- What the exercise asks
Each line of the listing that contains the word "านแปะ" is to be copied.

- Supplied data
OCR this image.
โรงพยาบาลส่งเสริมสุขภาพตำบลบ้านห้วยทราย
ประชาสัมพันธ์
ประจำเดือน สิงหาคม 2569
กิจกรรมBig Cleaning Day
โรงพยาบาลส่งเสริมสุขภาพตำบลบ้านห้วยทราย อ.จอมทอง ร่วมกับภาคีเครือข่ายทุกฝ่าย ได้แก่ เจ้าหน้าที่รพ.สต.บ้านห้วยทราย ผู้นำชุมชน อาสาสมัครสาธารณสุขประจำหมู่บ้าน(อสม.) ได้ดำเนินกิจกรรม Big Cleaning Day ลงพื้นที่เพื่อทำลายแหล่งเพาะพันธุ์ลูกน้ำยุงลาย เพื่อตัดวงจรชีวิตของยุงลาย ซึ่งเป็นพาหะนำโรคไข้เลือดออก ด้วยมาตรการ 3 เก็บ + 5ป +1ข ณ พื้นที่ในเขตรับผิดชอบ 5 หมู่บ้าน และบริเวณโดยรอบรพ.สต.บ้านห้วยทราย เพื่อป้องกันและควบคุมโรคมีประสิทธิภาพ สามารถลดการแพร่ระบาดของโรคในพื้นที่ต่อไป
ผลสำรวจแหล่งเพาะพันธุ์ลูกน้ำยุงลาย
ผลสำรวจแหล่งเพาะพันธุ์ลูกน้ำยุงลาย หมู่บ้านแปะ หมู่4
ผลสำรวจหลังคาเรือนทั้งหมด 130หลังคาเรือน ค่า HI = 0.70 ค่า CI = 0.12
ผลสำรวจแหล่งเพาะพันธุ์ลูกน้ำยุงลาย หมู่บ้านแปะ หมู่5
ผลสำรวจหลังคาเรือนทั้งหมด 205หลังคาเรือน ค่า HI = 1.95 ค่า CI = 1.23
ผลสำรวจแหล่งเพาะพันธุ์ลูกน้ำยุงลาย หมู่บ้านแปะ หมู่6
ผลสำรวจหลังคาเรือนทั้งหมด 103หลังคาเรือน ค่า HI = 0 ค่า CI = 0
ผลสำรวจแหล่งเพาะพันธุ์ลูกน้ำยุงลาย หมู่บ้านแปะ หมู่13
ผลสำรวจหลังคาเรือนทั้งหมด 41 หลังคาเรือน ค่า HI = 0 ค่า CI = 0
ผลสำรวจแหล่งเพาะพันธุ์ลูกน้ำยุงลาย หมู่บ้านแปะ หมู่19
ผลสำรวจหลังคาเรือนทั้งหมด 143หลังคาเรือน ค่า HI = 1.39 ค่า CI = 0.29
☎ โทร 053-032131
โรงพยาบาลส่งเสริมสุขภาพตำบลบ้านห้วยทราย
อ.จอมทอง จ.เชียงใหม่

- Answer to the exercise
ผลสำรวจแหล่งเพาะพันธุ์ลูกน้ำยุงลาย หมู่บ้านแปะ หมู่4
ผลสำรวจแหล่งเพาะพันธุ์ลูกน้ำยุงลาย หมู่บ้านแปะ หมู่5
ผลสำรวจแหล่งเพาะพันธุ์ลูกน้ำยุงลาย หมู่บ้านแปะ หมู่6
ผลสำรวจแหล่งเพาะพันธุ์ลูกน้ำยุงลาย หมู่บ้านแปะ หมู่13
ผลสำรวจแหล่งเพาะพันธุ์ลูกน้ำยุงลาย หมู่บ้านแปะ หมู่19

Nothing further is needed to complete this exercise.